Every record below should be printed exactly as given.

— Begin Source records —

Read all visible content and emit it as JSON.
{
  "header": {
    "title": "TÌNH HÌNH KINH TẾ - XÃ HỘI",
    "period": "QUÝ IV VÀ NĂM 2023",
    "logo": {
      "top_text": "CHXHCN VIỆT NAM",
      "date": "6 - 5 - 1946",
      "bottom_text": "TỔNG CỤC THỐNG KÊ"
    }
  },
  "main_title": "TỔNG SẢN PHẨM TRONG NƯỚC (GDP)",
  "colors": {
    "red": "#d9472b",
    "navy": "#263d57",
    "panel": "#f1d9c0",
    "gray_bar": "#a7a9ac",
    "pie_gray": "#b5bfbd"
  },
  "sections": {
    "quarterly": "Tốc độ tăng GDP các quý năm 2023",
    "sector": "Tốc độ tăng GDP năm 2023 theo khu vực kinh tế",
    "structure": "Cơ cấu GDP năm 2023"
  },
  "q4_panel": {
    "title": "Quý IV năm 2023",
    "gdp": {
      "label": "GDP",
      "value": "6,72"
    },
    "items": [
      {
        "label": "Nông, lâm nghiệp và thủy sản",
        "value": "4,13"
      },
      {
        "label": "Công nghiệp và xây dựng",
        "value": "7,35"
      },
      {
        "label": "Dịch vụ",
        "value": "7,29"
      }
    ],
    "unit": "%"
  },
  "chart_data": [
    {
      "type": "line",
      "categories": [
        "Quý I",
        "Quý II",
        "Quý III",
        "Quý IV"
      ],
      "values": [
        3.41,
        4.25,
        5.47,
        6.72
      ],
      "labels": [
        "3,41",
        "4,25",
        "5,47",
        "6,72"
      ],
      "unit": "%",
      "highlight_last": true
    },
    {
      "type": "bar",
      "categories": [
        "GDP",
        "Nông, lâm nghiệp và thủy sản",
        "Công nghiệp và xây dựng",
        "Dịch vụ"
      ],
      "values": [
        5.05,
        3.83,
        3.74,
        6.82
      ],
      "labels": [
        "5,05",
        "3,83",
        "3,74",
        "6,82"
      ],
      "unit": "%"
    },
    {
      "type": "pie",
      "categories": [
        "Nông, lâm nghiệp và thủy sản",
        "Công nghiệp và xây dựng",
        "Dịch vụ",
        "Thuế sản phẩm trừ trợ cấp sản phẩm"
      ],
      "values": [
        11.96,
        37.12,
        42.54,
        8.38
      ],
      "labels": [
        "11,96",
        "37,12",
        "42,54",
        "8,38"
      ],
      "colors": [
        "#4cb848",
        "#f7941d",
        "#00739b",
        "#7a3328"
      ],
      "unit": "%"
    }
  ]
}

— End Source records —

» Task output:
Read all visible content and emit it as JSON.
{
  "header": {
    "title": "TÌNH HÌNH KINH TẾ - XÃ HỘI",
    "period": "QUÝ IV VÀ NĂM 2023",
    "logo": {
      "top_text": "CHXHCN VIỆT NAM",
      "date": "6 - 5 - 1946",
      "bottom_text": "TỔNG CỤC THỐNG KÊ"
    }
  },
  "main_title": "TỔNG SẢN PHẨM TRONG NƯỚC (GDP)",
  "colors": {
    "red": "#d9472b",
    "navy": "#263d57",
    "panel": "#f1d9c0",
    "gray_bar": "#a7a9ac",
    "pie_gray": "#b5bfbd"
  },
  "sections": {
    "quarterly": "Tốc độ tăng GDP các quý năm 2023",
    "sector": "Tốc độ tăng GDP năm 2023 theo khu vực kinh tế",
    "structure": "Cơ cấu GDP năm 2023"
  },
  "q4_panel": {
    "title": "Quý IV năm 2023",
    "gdp": {
      "label": "GDP",
      "value": "6,72"
    },
    "items": [
      {
        "label": "Nông, lâm nghiệp và thủy sản",
        "value": "4,13"
      },
      {
        "label": "Công nghiệp và xây dựng",
        "value": "7,35"
      },
      {
        "label": "Dịch vụ",
        "value": "7,29"
      }
    ],
    "unit": "%"
  },
  "chart_data": [
    {
      "type": "line",
      "categories": [
        "Quý I",
        "Quý II",
        "Quý III",
        "Quý IV"
      ],
      "values": [
        3.41,
        4.25,
        5.47,
        6.72
      ],
      "labels": [
        "3,41",
        "4,25",
        "5,47",
        "6,72"
      ],
      "unit": "%",
      "highlight_last": true
    },
    {
      "type": "bar",
      "categories": [
        "GDP",
        "Nông, lâm nghiệp và thủy sản",
        "Công nghiệp và xây dựng",
        "Dịch vụ"
      ],
      "values": [
        5.05,
        3.83,
        3.74,
        6.82
      ],
      "labels": [
        "5,05",
        "3,83",
        "3,74",
        "6,82"
      ],
      "unit": "%"
    },
    {
      "type": "pie",
      "categories": [
        "Nông, lâm nghiệp và thủy sản",
        "Công nghiệp và xây dựng",
        "Dịch vụ",
        "Thuế sản phẩm trừ trợ cấp sản phẩm"
      ],
      "values": [
        11.96,
        37.12,
        42.54,
        8.38
      ],
      "labels": [
        "11,96",
        "37,12",
        "42,54",
        "8,38"
      ],
      "colors": [
        "#4cb848",
        "#f7941d",
        "#00739b",
        "#7a3328"
      ],
      "unit": "%"
    }
  ]
}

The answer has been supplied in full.